▶ [GOAL]:
Transcribe the records exactly. Pictures do not belong in the transcription.

(Figure record listings)
□ □ □ □ □ □ □
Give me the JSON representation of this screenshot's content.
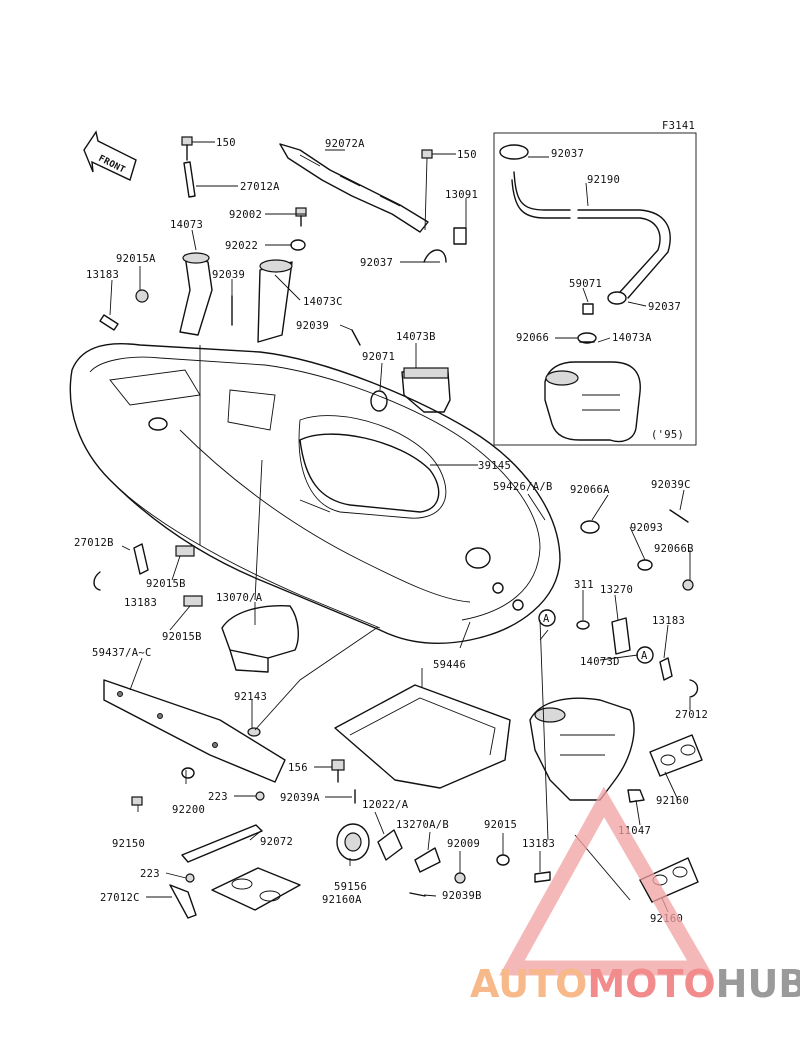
{
  "figure_code": "F3141",
  "front_arrow_text": "FRONT",
  "inset_note": "('95)",
  "callout_letter": "A",
  "watermark": {
    "auto": "AUTO",
    "moto": "MOTO",
    "hub": "HUB"
  },
  "labels": {
    "p150a": "150",
    "p27012A": "27012A",
    "p92072A": "92072A",
    "p150b": "150",
    "p13091": "13091",
    "p92037a": "92037",
    "p92002": "92002",
    "p92022": "92022",
    "p14073": "14073",
    "p92015A": "92015A",
    "p13183a": "13183",
    "p92039a": "92039",
    "p14073C": "14073C",
    "p92039b": "92039",
    "p14073B": "14073B",
    "p92071": "92071",
    "p39145": "39145",
    "p92037b": "92037",
    "p92190": "92190",
    "p59071": "59071",
    "p92037c": "92037",
    "p92066": "92066",
    "p14073A": "14073A",
    "p59426": "59426/A/B",
    "p92066A": "92066A",
    "p92039C": "92039C",
    "p92093": "92093",
    "p92066B": "92066B",
    "p27012B": "27012B",
    "p92015B_a": "92015B",
    "p13183b": "13183",
    "p92015B_b": "92015B",
    "p13070A": "13070/A",
    "p311": "311",
    "p13270": "13270",
    "p13183c": "13183",
    "p14073D": "14073D",
    "p27012": "27012",
    "p59437": "59437/A~C",
    "p59446": "59446",
    "p92143": "92143",
    "p156": "156",
    "p92039A": "92039A",
    "p12022A": "12022/A",
    "p13270AB": "13270A/B",
    "p92015": "92015",
    "p13183d": "13183",
    "p92009": "92009",
    "p92200": "92200",
    "p223a": "223",
    "p92072": "92072",
    "p92150": "92150",
    "p11047": "11047",
    "p92160a": "92160",
    "p223b": "223",
    "p27012C": "27012C",
    "p59156": "59156",
    "p92160A": "92160A",
    "p92039B": "92039B",
    "p92160b": "92160"
  }
}
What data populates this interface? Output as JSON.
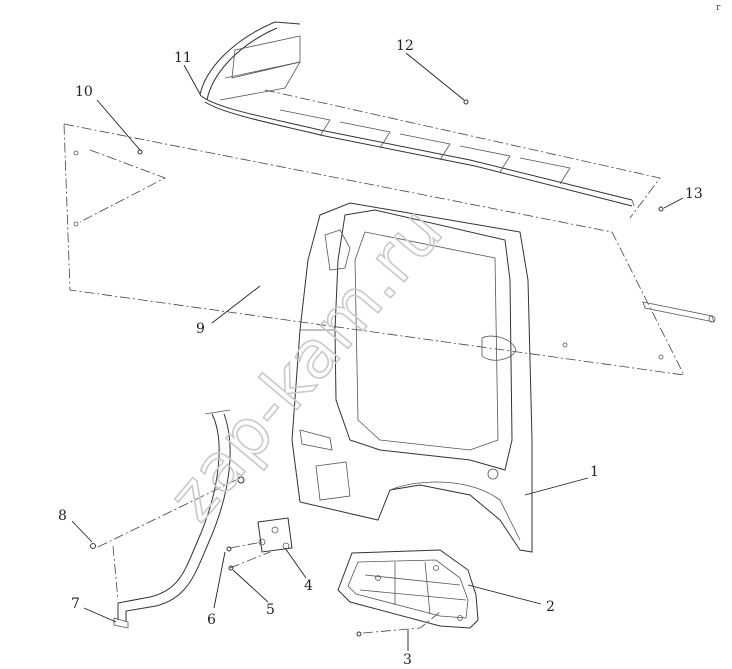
{
  "diagram": {
    "watermark": "zap-kam.ru",
    "corner_mark": "r",
    "callouts": [
      {
        "id": "1",
        "label": "1"
      },
      {
        "id": "2",
        "label": "2"
      },
      {
        "id": "3",
        "label": "3"
      },
      {
        "id": "4",
        "label": "4"
      },
      {
        "id": "5",
        "label": "5"
      },
      {
        "id": "6",
        "label": "6"
      },
      {
        "id": "7",
        "label": "7"
      },
      {
        "id": "8",
        "label": "8"
      },
      {
        "id": "9",
        "label": "9"
      },
      {
        "id": "10",
        "label": "10"
      },
      {
        "id": "11",
        "label": "11"
      },
      {
        "id": "12",
        "label": "12"
      },
      {
        "id": "13",
        "label": "13"
      }
    ]
  }
}
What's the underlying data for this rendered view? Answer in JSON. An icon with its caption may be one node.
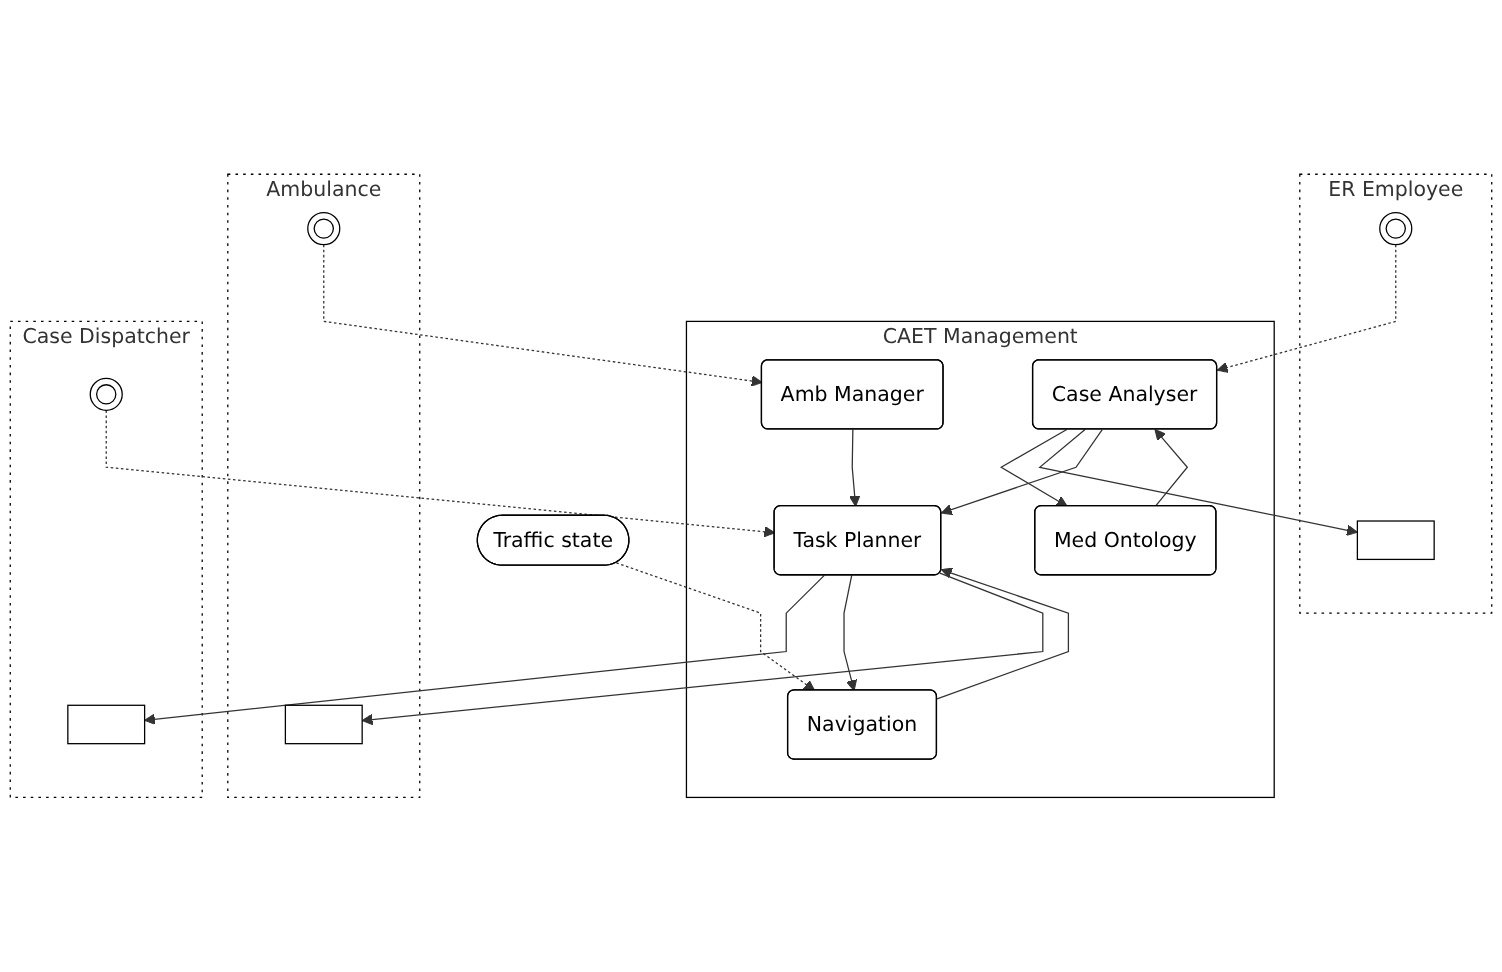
{
  "diagram": {
    "nodes": [
      {
        "text": [
          "CAET Management"
        ]
      },
      {
        "text": [
          "Med Ontology"
        ],
        "in": 0
      },
      {
        "text": [
          "Case Analyser"
        ],
        "in": 0
      },
      {
        "text": [
          "Amb Manager"
        ],
        "in": 0
      },
      {
        "text": [
          "Task Planner"
        ],
        "in": 0
      },
      {
        "text": [
          "Navigation"
        ],
        "in": 0
      },
      {
        "text": [
          "ER Employee"
        ]
      },
      {
        "text": [],
        "shape": "circle",
        "in": 6
      },
      {
        "text": [],
        "shape": "box",
        "in": 6
      },
      {
        "text": [
          "Case Dispatcher"
        ]
      },
      {
        "text": [],
        "shape": "circle",
        "in": 9
      },
      {
        "text": [],
        "shape": "box",
        "in": 9
      },
      {
        "text": [
          "Traffic state"
        ]
      },
      {
        "text": [
          "Ambulance"
        ]
      },
      {
        "text": [],
        "shape": "circle",
        "in": 13
      },
      {
        "text": [],
        "shape": "box",
        "in": 13
      }
    ],
    "edges": [
      {
        "from": 2,
        "to": 1,
        "arrow": "to"
      },
      {
        "from": 1,
        "to": 2,
        "arrow": "to"
      },
      {
        "from": 7,
        "to": 2,
        "arrow": "to",
        "style": "dashed"
      },
      {
        "from": 2,
        "to": 8,
        "arrow": "to"
      },
      {
        "from": 2,
        "to": 4,
        "arrow": "to"
      },
      {
        "from": 3,
        "to": 4,
        "arrow": "to"
      },
      {
        "from": 10,
        "to": 4,
        "arrow": "to",
        "style": "dashed"
      },
      {
        "from": 4,
        "to": 11,
        "arrow": "to"
      },
      {
        "from": 4,
        "to": 5,
        "arrow": "to"
      },
      {
        "from": 5,
        "to": 4,
        "arrow": "to"
      },
      {
        "from": 12,
        "to": 5,
        "arrow": "to",
        "style": "dashed"
      },
      {
        "from": 14,
        "to": 3,
        "arrow": "to",
        "style": "dashed"
      },
      {
        "from": 4,
        "to": 15,
        "arrow": "to"
      }
    ]
  }
}
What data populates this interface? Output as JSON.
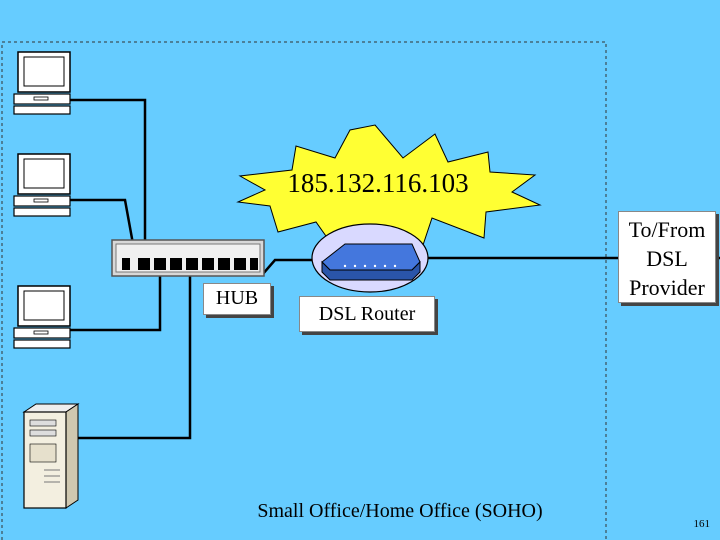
{
  "diagram": {
    "ip_address": "185.132.116.103",
    "hub_label": "HUB",
    "router_label": "DSL Router",
    "provider_label": "To/From DSL Provider",
    "caption": "Small Office/Home Office (SOHO)",
    "page_number": "161"
  },
  "colors": {
    "background": "#66ccff",
    "starburst": "#ffff33",
    "hub": "#dddddd",
    "router": "#3366cc",
    "line": "#000000"
  },
  "icons": [
    "desktop-computer-icon",
    "desktop-computer-icon",
    "desktop-computer-icon",
    "tower-server-icon",
    "hub-icon",
    "dsl-router-icon"
  ]
}
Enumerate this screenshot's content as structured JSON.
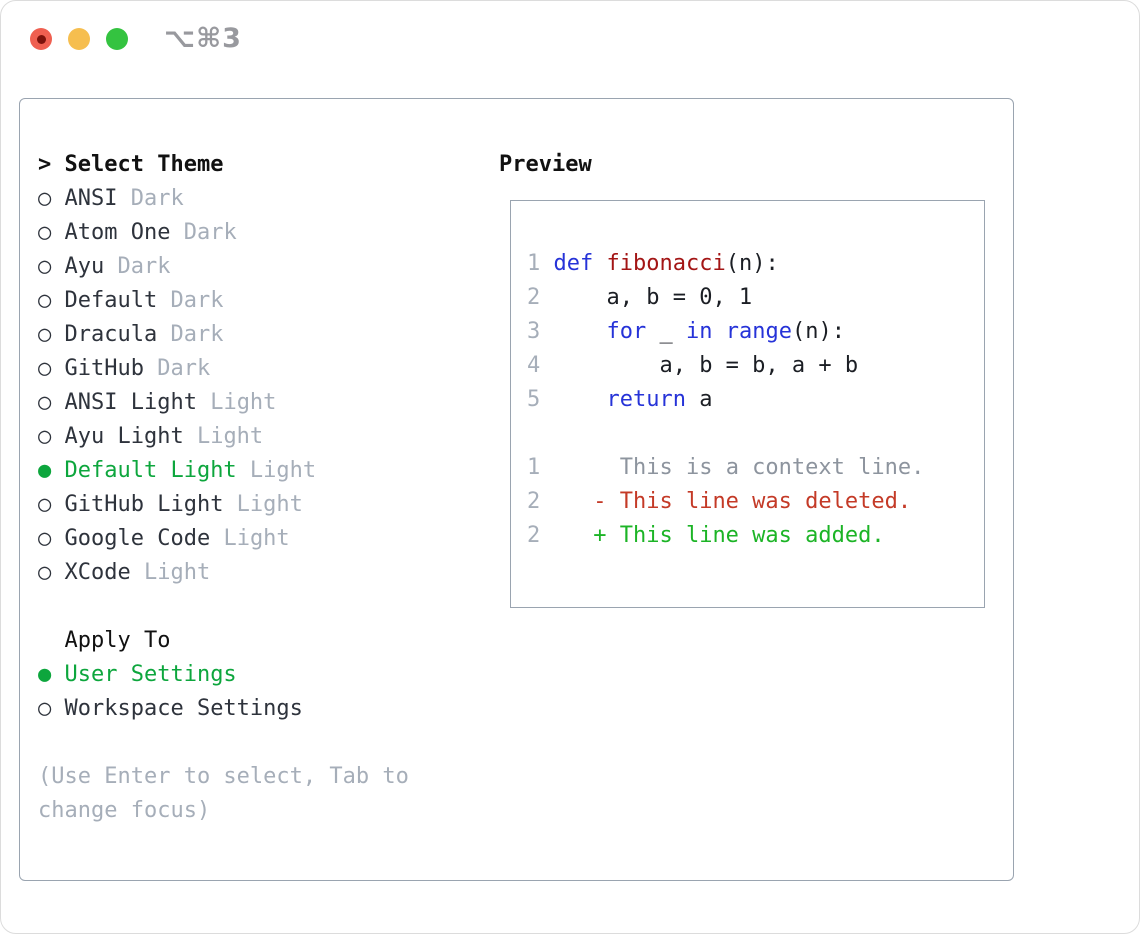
□ □ □ □ □ □ □
▶ [CORRECT OUTPUT]:
Give me the JSON representation of this screenshot's content.
{
  "figure_code": "F3141",
  "front_arrow_text": "FRONT",
  "inset_note": "('95)",
  "callout_letter": "A",
  "watermark": {
    "auto": "AUTO",
    "moto": "MOTO",
    "hub": "HUB"
  },
  "labels": {
    "p150a": "150",
    "p27012A": "27012A",
    "p92072A": "92072A",
    "p150b": "150",
    "p13091": "13091",
    "p92037a": "92037",
    "p92002": "92002",
    "p92022": "92022",
    "p14073": "14073",
    "p92015A": "92015A",
    "p13183a": "13183",
    "p92039a": "92039",
    "p14073C": "14073C",
    "p92039b": "92039",
    "p14073B": "14073B",
    "p92071": "92071",
    "p39145": "39145",
    "p92037b": "92037",
    "p92190": "92190",
    "p59071": "59071",
    "p92037c": "92037",
    "p92066": "92066",
    "p14073A": "14073A",
    "p59426": "59426/A/B",
    "p92066A": "92066A",
    "p92039C": "92039C",
    "p92093": "92093",
    "p92066B": "92066B",
    "p27012B": "27012B",
    "p92015B_a": "92015B",
    "p13183b": "13183",
    "p92015B_b": "92015B",
    "p13070A": "13070/A",
    "p311": "311",
    "p13270": "13270",
    "p13183c": "13183",
    "p14073D": "14073D",
    "p27012": "27012",
    "p59437": "59437/A~C",
    "p59446": "59446",
    "p92143": "92143",
    "p156": "156",
    "p92039A": "92039A",
    "p12022A": "12022/A",
    "p13270AB": "13270A/B",
    "p92015": "92015",
    "p13183d": "13183",
    "p92009": "92009",
    "p92200": "92200",
    "p223a": "223",
    "p92072": "92072",
    "p92150": "92150",
    "p11047": "11047",
    "p92160a": "92160",
    "p223b": "223",
    "p27012C": "27012C",
    "p59156": "59156",
    "p92160A": "92160A",
    "p92039B": "92039B",
    "p92160b": "92160"
  }
}
What data populates this interface? Output as JSON.
{
  "diagram": {
    "watermark": "zap-kam.ru",
    "corner_mark": "r",
    "callouts": [
      {
        "id": "1",
        "label": "1"
      },
      {
        "id": "2",
        "label": "2"
      },
      {
        "id": "3",
        "label": "3"
      },
      {
        "id": "4",
        "label": "4"
      },
      {
        "id": "5",
        "label": "5"
      },
      {
        "id": "6",
        "label": "6"
      },
      {
        "id": "7",
        "label": "7"
      },
      {
        "id": "8",
        "label": "8"
      },
      {
        "id": "9",
        "label": "9"
      },
      {
        "id": "10",
        "label": "10"
      },
      {
        "id": "11",
        "label": "11"
      },
      {
        "id": "12",
        "label": "12"
      },
      {
        "id": "13",
        "label": "13"
      }
    ]
  }
}
What's the underlying data for this rendered view? Answer in JSON. An icon with its caption may be one node.
{
  "diagram": {
    "nodes": [
      {
        "text": [
          "CAET Management"
        ]
      },
      {
        "text": [
          "Med Ontology"
        ],
        "in": 0
      },
      {
        "text": [
          "Case Analyser"
        ],
        "in": 0
      },
      {
        "text": [
          "Amb Manager"
        ],
        "in": 0
      },
      {
        "text": [
          "Task Planner"
        ],
        "in": 0
      },
      {
        "text": [
          "Navigation"
        ],
        "in": 0
      },
      {
        "text": [
          "ER Employee"
        ]
      },
      {
        "text": [],
        "shape": "circle",
        "in": 6
      },
      {
        "text": [],
        "shape": "box",
        "in": 6
      },
      {
        "text": [
          "Case Dispatcher"
        ]
      },
      {
        "text": [],
        "shape": "circle",
        "in": 9
      },
      {
        "text": [],
        "shape": "box",
        "in": 9
      },
      {
        "text": [
          "Traffic state"
        ]
      },
      {
        "text": [
          "Ambulance"
        ]
      },
      {
        "text": [],
        "shape": "circle",
        "in": 13
      },
      {
        "text": [],
        "shape": "box",
        "in": 13
      }
    ],
    "edges": [
      {
        "from": 2,
        "to": 1,
        "arrow": "to"
      },
      {
        "from": 1,
        "to": 2,
        "arrow": "to"
      },
      {
        "from": 7,
        "to": 2,
        "arrow": "to",
        "style": "dashed"
      },
      {
        "from": 2,
        "to": 8,
        "arrow": "to"
      },
      {
        "from": 2,
        "to": 4,
        "arrow": "to"
      },
      {
        "from": 3,
        "to": 4,
        "arrow": "to"
      },
      {
        "from": 10,
        "to": 4,
        "arrow": "to",
        "style": "dashed"
      },
      {
        "from": 4,
        "to": 11,
        "arrow": "to"
      },
      {
        "from": 4,
        "to": 5,
        "arrow": "to"
      },
      {
        "from": 5,
        "to": 4,
        "arrow": "to"
      },
      {
        "from": 12,
        "to": 5,
        "arrow": "to",
        "style": "dashed"
      },
      {
        "from": 14,
        "to": 3,
        "arrow": "to",
        "style": "dashed"
      },
      {
        "from": 4,
        "to": 15,
        "arrow": "to"
      }
    ]
  }
}
What data populates this interface? Output as JSON.
{
  "diagram": {
    "ip_address": "185.132.116.103",
    "hub_label": "HUB",
    "router_label": "DSL Router",
    "provider_label": "To/From DSL Provider",
    "caption": "Small Office/Home Office (SOHO)",
    "page_number": "161"
  },
  "colors": {
    "background": "#66ccff",
    "starburst": "#ffff33",
    "hub": "#dddddd",
    "router": "#3366cc",
    "line": "#000000"
  },
  "icons": [
    "desktop-computer-icon",
    "desktop-computer-icon",
    "desktop-computer-icon",
    "tower-server-icon",
    "hub-icon",
    "dsl-router-icon"
  ]
}
Enumerate this screenshot's content as structured JSON.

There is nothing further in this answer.